--- start of Raw data ---

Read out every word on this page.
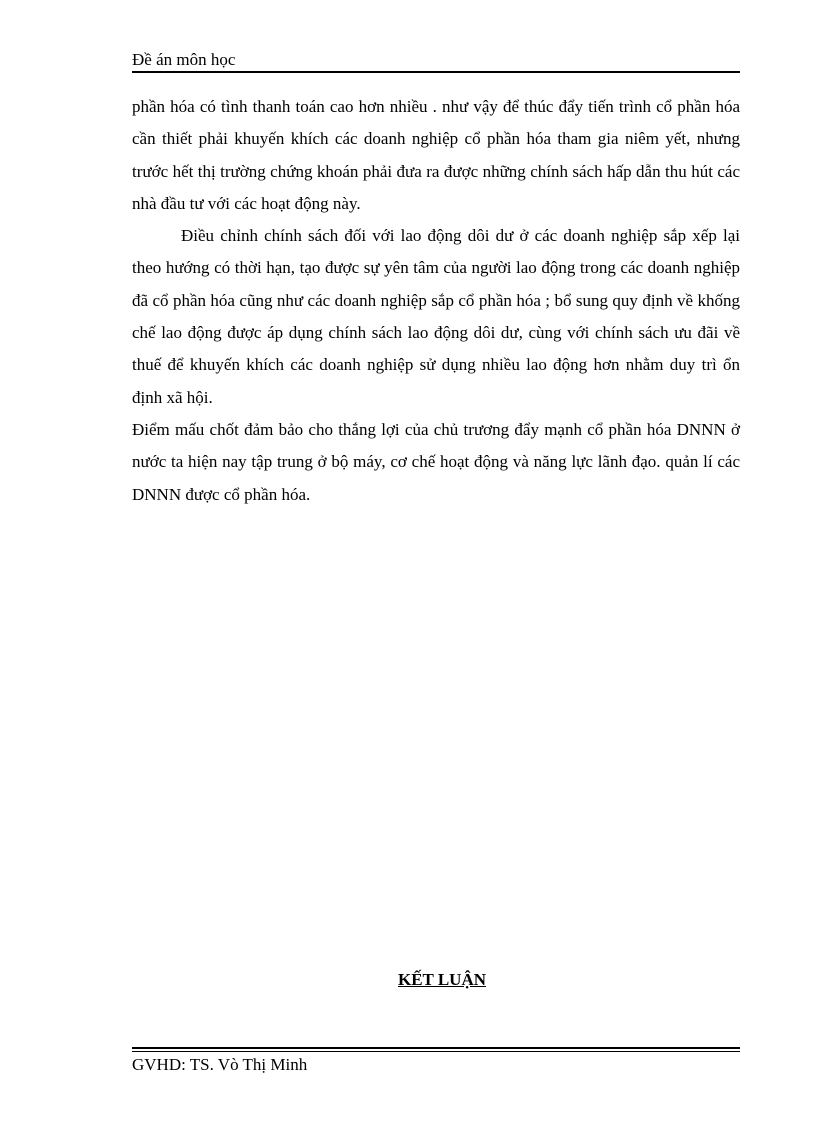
Đề án môn học

phần hóa có tình thanh toán cao hơn nhiều . như vậy để thúc đẩy tiến trình cổ phần hóa cần thiết phải khuyến khích các doanh nghiệp cổ phần hóa tham gia niêm yết, nhưng trước hết thị trường chứng khoán phải đưa ra được những chính sách hấp dẫn thu hút các nhà đầu tư với các hoạt động này.

Điều chỉnh chính sách đối với lao động dôi dư ở các doanh nghiệp sắp xếp lại theo hướng có thời hạn, tạo được sự yên tâm của người lao động trong các doanh nghiệp đã cổ phần hóa cũng như các doanh nghiệp sắp cổ phần hóa ; bổ sung quy định về khống chế lao động được áp dụng chính sách lao động dôi dư, cùng với chính sách ưu đãi về thuế để khuyến khích các doanh nghiệp sử dụng nhiều lao động hơn nhằm duy trì ổn định xã hội.

Điểm mấu chốt đảm bảo cho thắng lợi của chủ trương đẩy mạnh cổ phần hóa DNNN ở nước ta hiện nay tập trung ở bộ máy, cơ chế hoạt động và năng lực lãnh đạo. quản lí các DNNN được cổ phần hóa.

KẾT LUẬN
GVHD: TS. Vò Thị Minh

--- end of Raw data ---

### Exercise description
Report how many lines above hold the string "hoạt", giving nothing but the number.

### Answer to the task
2